**What you need to do:**
Sift the material for lines containing "content", and return them.

**Source data:**
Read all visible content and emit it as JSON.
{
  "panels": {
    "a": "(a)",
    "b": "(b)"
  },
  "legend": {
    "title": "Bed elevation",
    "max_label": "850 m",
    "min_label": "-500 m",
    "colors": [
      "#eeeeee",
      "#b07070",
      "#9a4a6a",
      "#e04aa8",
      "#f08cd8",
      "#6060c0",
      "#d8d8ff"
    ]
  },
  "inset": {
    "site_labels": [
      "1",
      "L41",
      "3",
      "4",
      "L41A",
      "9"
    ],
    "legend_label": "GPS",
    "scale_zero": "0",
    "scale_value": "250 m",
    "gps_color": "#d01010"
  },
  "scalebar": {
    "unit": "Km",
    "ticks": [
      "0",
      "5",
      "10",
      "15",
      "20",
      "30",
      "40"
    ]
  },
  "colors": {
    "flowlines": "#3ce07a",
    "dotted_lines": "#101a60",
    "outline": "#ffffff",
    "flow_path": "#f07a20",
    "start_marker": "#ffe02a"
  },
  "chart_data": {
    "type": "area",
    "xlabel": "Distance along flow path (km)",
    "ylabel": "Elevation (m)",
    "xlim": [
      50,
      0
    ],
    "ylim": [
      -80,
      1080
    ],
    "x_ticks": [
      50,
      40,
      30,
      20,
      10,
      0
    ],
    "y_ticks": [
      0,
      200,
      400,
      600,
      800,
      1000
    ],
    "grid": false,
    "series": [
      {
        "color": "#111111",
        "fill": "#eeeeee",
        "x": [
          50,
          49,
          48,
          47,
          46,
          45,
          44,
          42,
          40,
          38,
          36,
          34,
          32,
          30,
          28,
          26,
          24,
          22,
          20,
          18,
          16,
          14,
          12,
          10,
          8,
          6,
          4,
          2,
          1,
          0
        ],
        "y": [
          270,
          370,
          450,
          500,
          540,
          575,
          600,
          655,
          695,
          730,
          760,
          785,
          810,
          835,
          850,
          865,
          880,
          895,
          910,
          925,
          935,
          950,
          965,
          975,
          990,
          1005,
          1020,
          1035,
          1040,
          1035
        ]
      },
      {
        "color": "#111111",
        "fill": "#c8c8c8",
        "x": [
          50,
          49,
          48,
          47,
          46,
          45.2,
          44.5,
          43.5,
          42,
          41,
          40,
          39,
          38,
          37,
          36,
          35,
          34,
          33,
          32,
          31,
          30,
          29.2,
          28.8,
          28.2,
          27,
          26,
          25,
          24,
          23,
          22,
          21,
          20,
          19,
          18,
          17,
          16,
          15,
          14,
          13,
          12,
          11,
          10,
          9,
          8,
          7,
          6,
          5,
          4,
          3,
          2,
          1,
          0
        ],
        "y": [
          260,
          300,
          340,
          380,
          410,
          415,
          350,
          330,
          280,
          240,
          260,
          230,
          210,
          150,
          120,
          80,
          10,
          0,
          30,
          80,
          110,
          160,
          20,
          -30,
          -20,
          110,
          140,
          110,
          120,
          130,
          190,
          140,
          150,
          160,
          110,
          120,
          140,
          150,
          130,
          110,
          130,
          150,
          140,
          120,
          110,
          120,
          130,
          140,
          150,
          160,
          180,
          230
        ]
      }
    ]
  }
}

==

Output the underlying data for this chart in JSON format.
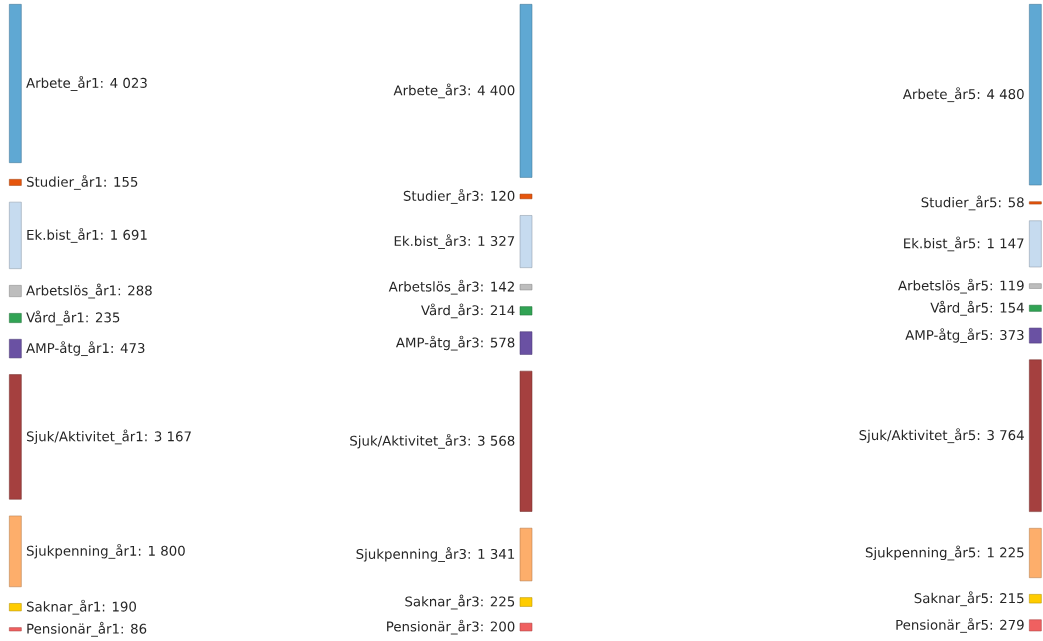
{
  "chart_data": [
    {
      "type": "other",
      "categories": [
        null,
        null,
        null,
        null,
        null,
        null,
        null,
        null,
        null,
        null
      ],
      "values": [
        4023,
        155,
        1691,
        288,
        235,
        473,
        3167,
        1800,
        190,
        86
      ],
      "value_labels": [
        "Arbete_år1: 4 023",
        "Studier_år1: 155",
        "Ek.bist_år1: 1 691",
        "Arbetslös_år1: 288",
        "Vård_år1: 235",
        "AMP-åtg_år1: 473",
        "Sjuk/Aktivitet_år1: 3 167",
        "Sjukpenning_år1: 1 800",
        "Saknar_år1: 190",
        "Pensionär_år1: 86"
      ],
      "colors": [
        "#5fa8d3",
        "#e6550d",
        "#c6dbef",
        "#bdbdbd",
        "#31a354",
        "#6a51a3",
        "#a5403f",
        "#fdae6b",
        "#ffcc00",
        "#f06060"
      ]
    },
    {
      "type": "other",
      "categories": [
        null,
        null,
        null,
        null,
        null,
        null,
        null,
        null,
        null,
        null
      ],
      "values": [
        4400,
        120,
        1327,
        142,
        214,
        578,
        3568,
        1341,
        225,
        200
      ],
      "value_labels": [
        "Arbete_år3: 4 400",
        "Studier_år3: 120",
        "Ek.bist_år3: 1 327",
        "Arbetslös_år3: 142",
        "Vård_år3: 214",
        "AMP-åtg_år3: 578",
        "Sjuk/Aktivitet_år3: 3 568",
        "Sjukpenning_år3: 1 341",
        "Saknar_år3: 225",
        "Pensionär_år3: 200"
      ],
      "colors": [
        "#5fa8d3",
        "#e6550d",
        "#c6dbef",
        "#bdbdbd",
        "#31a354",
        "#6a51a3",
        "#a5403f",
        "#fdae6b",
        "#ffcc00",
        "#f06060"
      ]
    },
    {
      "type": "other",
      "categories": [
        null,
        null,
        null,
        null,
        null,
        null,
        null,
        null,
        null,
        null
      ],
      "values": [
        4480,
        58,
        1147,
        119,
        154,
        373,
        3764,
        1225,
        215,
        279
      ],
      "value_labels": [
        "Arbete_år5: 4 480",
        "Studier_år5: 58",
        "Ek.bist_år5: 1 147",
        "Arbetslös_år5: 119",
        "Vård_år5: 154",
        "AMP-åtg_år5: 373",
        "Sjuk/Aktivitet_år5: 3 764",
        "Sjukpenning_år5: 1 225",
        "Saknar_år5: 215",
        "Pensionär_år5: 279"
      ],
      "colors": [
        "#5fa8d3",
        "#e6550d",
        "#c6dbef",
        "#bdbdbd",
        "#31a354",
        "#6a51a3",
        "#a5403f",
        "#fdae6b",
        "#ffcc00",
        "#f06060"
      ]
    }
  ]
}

---

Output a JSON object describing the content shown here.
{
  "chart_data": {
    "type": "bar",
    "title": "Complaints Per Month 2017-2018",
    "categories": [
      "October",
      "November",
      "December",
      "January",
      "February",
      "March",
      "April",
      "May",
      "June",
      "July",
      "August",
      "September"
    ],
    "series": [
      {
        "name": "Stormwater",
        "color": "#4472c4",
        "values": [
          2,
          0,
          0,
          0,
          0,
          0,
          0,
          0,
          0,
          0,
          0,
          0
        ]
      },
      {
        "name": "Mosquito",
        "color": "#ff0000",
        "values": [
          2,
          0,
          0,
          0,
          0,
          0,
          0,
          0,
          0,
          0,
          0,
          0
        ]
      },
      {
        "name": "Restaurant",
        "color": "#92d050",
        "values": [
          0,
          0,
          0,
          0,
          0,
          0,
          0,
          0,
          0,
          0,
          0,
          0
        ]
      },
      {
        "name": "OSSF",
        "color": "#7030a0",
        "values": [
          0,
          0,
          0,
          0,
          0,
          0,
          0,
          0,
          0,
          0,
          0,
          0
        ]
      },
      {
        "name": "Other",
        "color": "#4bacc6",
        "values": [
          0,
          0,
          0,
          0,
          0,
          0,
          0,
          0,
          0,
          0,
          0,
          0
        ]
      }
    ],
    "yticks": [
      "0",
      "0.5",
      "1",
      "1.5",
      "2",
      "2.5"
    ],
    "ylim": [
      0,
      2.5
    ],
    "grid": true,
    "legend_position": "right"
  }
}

**Exercise solution:**
Read all visible content and emit it as JSON.
Output a JSON object describing the content shown here.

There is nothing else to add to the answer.